PROBLEM STATEMENT - With the pictures omitted, write out the entries that follow exactly as they stand.

________________

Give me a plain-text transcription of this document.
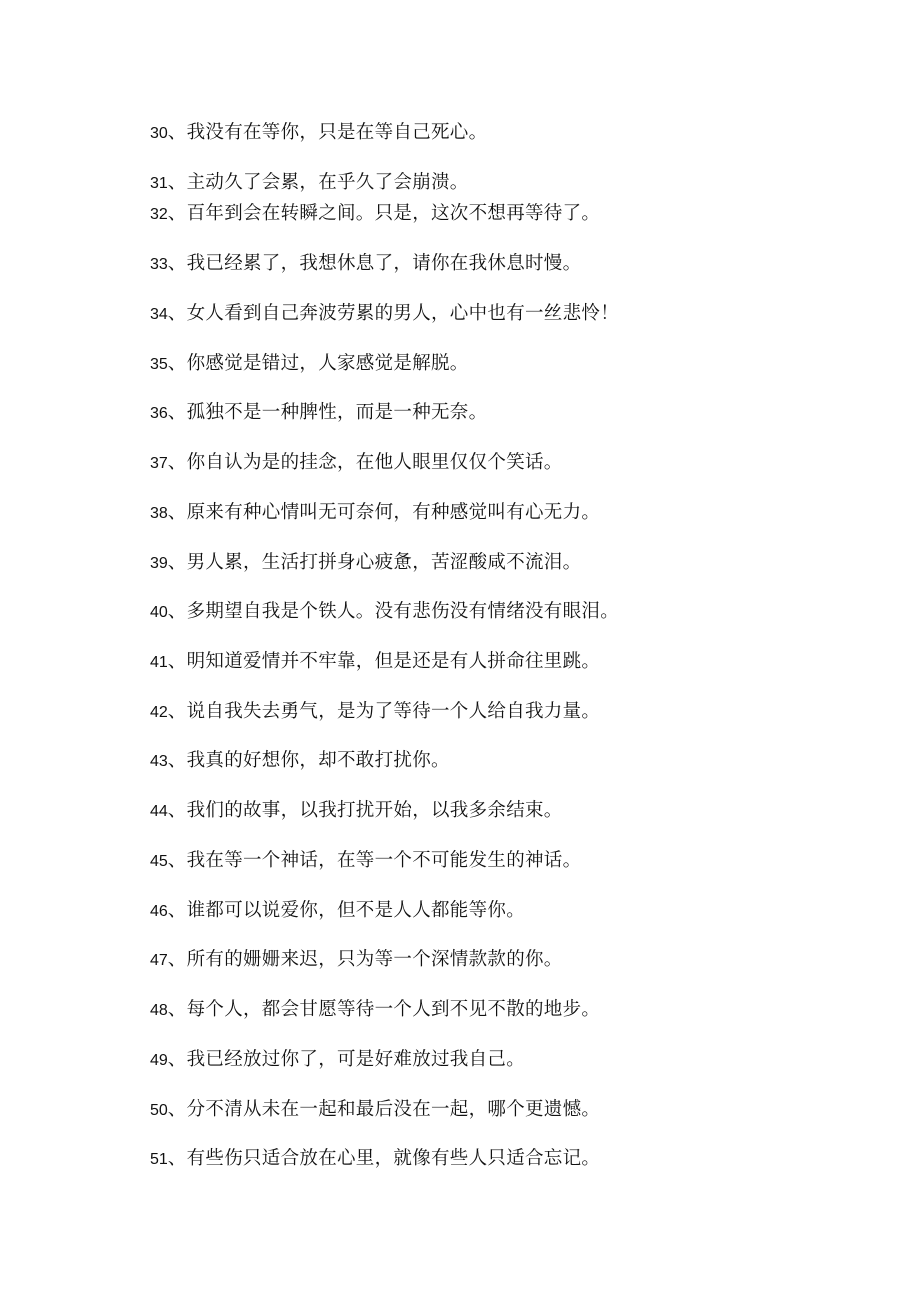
30、我没有在等你，只是在等自己死心。
31、主动久了会累，在乎久了会崩溃。
32、百年到会在转瞬之间。只是，这次不想再等待了。
33、我已经累了，我想休息了，请你在我休息时慢。
34、女人看到自己奔波劳累的男人，心中也有一丝悲怜！
35、你感觉是错过，人家感觉是解脱。
36、孤独不是一种脾性，而是一种无奈。
37、你自认为是的挂念，在他人眼里仅仅个笑话。
38、原来有种心情叫无可奈何，有种感觉叫有心无力。
39、男人累，生活打拼身心疲惫，苦涩酸咸不流泪。
40、多期望自我是个铁人。没有悲伤没有情绪没有眼泪。
41、明知道爱情并不牢靠，但是还是有人拼命往里跳。
42、说自我失去勇气，是为了等待一个人给自我力量。
43、我真的好想你，却不敢打扰你。
44、我们的故事，以我打扰开始，以我多余结束。
45、我在等一个神话，在等一个不可能发生的神话。
46、谁都可以说爱你，但不是人人都能等你。
47、所有的姗姗来迟，只为等一个深情款款的你。
48、每个人，都会甘愿等待一个人到不见不散的地步。
49、我已经放过你了，可是好难放过我自己。
50、分不清从未在一起和最后没在一起，哪个更遗憾。
51、有些伤只适合放在心里，就像有些人只适合忘记。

________________

THE RESULT -
Give me a plain-text transcription of this document.
30、我没有在等你，只是在等自己死心。
31、主动久了会累，在乎久了会崩溃。
32、百年到会在转瞬之间。只是，这次不想再等待了。
33、我已经累了，我想休息了，请你在我休息时慢。
34、女人看到自己奔波劳累的男人，心中也有一丝悲怜！
35、你感觉是错过，人家感觉是解脱。
36、孤独不是一种脾性，而是一种无奈。
37、你自认为是的挂念，在他人眼里仅仅个笑话。
38、原来有种心情叫无可奈何，有种感觉叫有心无力。
39、男人累，生活打拼身心疲惫，苦涩酸咸不流泪。
40、多期望自我是个铁人。没有悲伤没有情绪没有眼泪。
41、明知道爱情并不牢靠，但是还是有人拼命往里跳。
42、说自我失去勇气，是为了等待一个人给自我力量。
43、我真的好想你，却不敢打扰你。
44、我们的故事，以我打扰开始，以我多余结束。
45、我在等一个神话，在等一个不可能发生的神话。
46、谁都可以说爱你，但不是人人都能等你。
47、所有的姗姗来迟，只为等一个深情款款的你。
48、每个人，都会甘愿等待一个人到不见不散的地步。
49、我已经放过你了，可是好难放过我自己。
50、分不清从未在一起和最后没在一起，哪个更遗憾。
51、有些伤只适合放在心里，就像有些人只适合忘记。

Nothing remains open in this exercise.